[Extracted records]
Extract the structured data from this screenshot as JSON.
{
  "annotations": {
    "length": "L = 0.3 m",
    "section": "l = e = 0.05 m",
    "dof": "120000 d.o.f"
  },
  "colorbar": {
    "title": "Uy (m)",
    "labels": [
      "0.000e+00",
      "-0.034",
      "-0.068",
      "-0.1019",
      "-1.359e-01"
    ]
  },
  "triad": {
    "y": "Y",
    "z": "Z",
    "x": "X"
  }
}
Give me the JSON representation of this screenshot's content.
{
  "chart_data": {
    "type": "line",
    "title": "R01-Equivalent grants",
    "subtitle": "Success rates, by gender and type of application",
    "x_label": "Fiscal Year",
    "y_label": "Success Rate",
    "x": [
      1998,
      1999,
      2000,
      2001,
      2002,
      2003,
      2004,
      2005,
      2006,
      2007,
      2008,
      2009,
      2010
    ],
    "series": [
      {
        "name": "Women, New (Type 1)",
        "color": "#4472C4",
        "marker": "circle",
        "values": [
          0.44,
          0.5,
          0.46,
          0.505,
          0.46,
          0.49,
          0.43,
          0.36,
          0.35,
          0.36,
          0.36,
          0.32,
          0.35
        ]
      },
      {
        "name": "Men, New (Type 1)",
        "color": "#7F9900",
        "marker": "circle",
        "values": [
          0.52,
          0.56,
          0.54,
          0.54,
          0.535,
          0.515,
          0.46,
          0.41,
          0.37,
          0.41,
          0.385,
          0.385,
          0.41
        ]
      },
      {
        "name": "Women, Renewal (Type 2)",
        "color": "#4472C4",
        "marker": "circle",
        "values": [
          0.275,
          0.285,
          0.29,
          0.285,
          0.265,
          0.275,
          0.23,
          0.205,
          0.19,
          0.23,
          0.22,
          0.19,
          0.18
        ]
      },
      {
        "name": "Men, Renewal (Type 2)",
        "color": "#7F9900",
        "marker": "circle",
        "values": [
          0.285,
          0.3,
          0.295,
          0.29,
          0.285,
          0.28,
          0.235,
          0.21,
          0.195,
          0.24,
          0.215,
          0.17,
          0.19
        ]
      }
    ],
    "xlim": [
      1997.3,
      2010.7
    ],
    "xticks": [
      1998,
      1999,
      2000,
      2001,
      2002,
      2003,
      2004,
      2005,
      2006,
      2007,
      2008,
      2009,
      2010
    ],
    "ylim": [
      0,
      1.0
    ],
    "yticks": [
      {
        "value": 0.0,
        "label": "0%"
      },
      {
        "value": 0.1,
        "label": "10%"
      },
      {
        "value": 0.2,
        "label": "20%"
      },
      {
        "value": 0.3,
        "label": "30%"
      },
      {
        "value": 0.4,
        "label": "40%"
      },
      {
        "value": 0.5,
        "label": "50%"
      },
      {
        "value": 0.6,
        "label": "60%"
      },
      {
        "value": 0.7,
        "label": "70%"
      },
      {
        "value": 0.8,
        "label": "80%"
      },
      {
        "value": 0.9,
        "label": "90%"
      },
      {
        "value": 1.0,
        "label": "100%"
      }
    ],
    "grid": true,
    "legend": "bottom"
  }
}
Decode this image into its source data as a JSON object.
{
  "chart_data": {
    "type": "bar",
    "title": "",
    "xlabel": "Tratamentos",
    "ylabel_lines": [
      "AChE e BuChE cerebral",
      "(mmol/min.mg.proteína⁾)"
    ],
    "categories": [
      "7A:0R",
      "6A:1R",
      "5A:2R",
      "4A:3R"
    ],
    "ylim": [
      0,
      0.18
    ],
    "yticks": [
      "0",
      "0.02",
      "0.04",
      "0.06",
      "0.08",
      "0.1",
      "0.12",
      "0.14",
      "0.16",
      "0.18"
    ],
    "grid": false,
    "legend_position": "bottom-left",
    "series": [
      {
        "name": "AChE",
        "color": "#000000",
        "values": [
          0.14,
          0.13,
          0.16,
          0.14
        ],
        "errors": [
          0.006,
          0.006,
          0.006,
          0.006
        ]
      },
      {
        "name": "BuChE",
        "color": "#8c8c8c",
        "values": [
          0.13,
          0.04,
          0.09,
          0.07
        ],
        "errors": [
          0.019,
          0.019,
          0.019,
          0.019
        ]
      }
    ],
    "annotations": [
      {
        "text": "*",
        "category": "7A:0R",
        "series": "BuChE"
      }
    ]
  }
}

Goal of the exercise: The line containing "Decode this image" and every line after it, through the end of the records, should be repeated exactly and alone.

Result of this exercise:
Decode this image into its source data as a JSON object.
{
  "chart_data": {
    "type": "bar",
    "title": "",
    "xlabel": "Tratamentos",
    "ylabel_lines": [
      "AChE e BuChE cerebral",
      "(mmol/min.mg.proteína⁾)"
    ],
    "categories": [
      "7A:0R",
      "6A:1R",
      "5A:2R",
      "4A:3R"
    ],
    "ylim": [
      0,
      0.18
    ],
    "yticks": [
      "0",
      "0.02",
      "0.04",
      "0.06",
      "0.08",
      "0.1",
      "0.12",
      "0.14",
      "0.16",
      "0.18"
    ],
    "grid": false,
    "legend_position": "bottom-left",
    "series": [
      {
        "name": "AChE",
        "color": "#000000",
        "values": [
          0.14,
          0.13,
          0.16,
          0.14
        ],
        "errors": [
          0.006,
          0.006,
          0.006,
          0.006
        ]
      },
      {
        "name": "BuChE",
        "color": "#8c8c8c",
        "values": [
          0.13,
          0.04,
          0.09,
          0.07
        ],
        "errors": [
          0.019,
          0.019,
          0.019,
          0.019
        ]
      }
    ],
    "annotations": [
      {
        "text": "*",
        "category": "7A:0R",
        "series": "BuChE"
      }
    ]
  }
}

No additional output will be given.